■ **Requirement**
Give all the lines below again, exactly, with no pictures.

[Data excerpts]
++++++++++

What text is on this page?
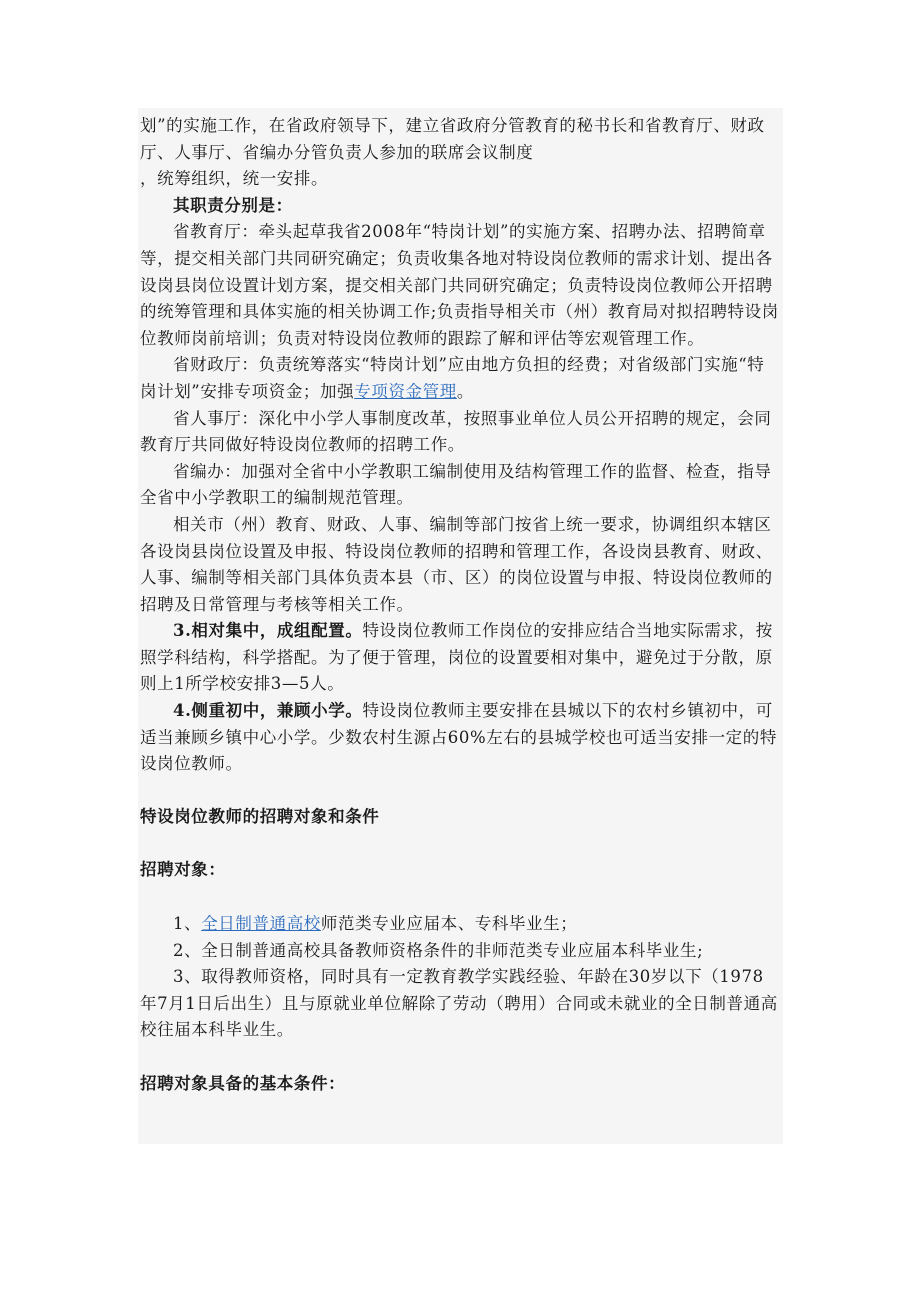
划”的实施工作，在省政府领导下，建立省政府分管教育的秘书长和省教育厅、财政厅、人事厅、省编办分管负责人参加的联席会议制度
，统筹组织，统一安排。

其职责分别是：

省教育厅：牵头起草我省2008年“特岗计划”的实施方案、招聘办法、招聘简章等，提交相关部门共同研究确定；负责收集各地对特设岗位教师的需求计划、提出各设岗县岗位设置计划方案，提交相关部门共同研究确定；负责特设岗位教师公开招聘的统筹管理和具体实施的相关协调工作;负责指导相关市（州）教育局对拟招聘特设岗位教师岗前培训；负责对特设岗位教师的跟踪了解和评估等宏观管理工作。

省财政厅：负责统筹落实“特岗计划”应由地方负担的经费；对省级部门实施“特岗计划”安排专项资金；加强专项资金管理。

省人事厅：深化中小学人事制度改革，按照事业单位人员公开招聘的规定，会同教育厅共同做好特设岗位教师的招聘工作。

省编办：加强对全省中小学教职工编制使用及结构管理工作的监督、检查，指导全省中小学教职工的编制规范管理。

相关市（州）教育、财政、人事、编制等部门按省上统一要求，协调组织本辖区各设岗县岗位设置及申报、特设岗位教师的招聘和管理工作，各设岗县教育、财政、人事、编制等相关部门具体负责本县（市、区）的岗位设置与申报、特设岗位教师的招聘及日常管理与考核等相关工作。

3.相对集中，成组配置。特设岗位教师工作岗位的安排应结合当地实际需求，按照学科结构，科学搭配。为了便于管理，岗位的设置要相对集中，避免过于分散，原则上1所学校安排3—5人。

4.侧重初中，兼顾小学。特设岗位教师主要安排在县城以下的农村乡镇初中，可适当兼顾乡镇中心小学。少数农村生源占60%左右的县城学校也可适当安排一定的特设岗位教师。

特设岗位教师的招聘对象和条件

招聘对象：

1、全日制普通高校师范类专业应届本、专科毕业生；

2、全日制普通高校具备教师资格条件的非师范类专业应届本科毕业生;

3、取得教师资格，同时具有一定教育教学实践经验、年龄在30岁以下（1978年7月1日后出生）且与原就业单位解除了劳动（聘用）合同或未就业的全日制普通高校往届本科毕业生。

招聘对象具备的基本条件：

++++++++++

■ **Solution**
What text is on this page?
划”的实施工作，在省政府领导下，建立省政府分管教育的秘书长和省教育厅、财政厅、人事厅、省编办分管负责人参加的联席会议制度
，统筹组织，统一安排。

其职责分别是：

省教育厅：牵头起草我省2008年“特岗计划”的实施方案、招聘办法、招聘简章等，提交相关部门共同研究确定；负责收集各地对特设岗位教师的需求计划、提出各设岗县岗位设置计划方案，提交相关部门共同研究确定；负责特设岗位教师公开招聘的统筹管理和具体实施的相关协调工作;负责指导相关市（州）教育局对拟招聘特设岗位教师岗前培训；负责对特设岗位教师的跟踪了解和评估等宏观管理工作。

省财政厅：负责统筹落实“特岗计划”应由地方负担的经费；对省级部门实施“特岗计划”安排专项资金；加强专项资金管理。

省人事厅：深化中小学人事制度改革，按照事业单位人员公开招聘的规定，会同教育厅共同做好特设岗位教师的招聘工作。

省编办：加强对全省中小学教职工编制使用及结构管理工作的监督、检查，指导全省中小学教职工的编制规范管理。

相关市（州）教育、财政、人事、编制等部门按省上统一要求，协调组织本辖区各设岗县岗位设置及申报、特设岗位教师的招聘和管理工作，各设岗县教育、财政、人事、编制等相关部门具体负责本县（市、区）的岗位设置与申报、特设岗位教师的招聘及日常管理与考核等相关工作。

3.相对集中，成组配置。特设岗位教师工作岗位的安排应结合当地实际需求，按照学科结构，科学搭配。为了便于管理，岗位的设置要相对集中，避免过于分散，原则上1所学校安排3—5人。

4.侧重初中，兼顾小学。特设岗位教师主要安排在县城以下的农村乡镇初中，可适当兼顾乡镇中心小学。少数农村生源占60%左右的县城学校也可适当安排一定的特设岗位教师。

特设岗位教师的招聘对象和条件

招聘对象：

1、全日制普通高校师范类专业应届本、专科毕业生；

2、全日制普通高校具备教师资格条件的非师范类专业应届本科毕业生;

3、取得教师资格，同时具有一定教育教学实践经验、年龄在30岁以下（1978年7月1日后出生）且与原就业单位解除了劳动（聘用）合同或未就业的全日制普通高校往届本科毕业生。

招聘对象具备的基本条件：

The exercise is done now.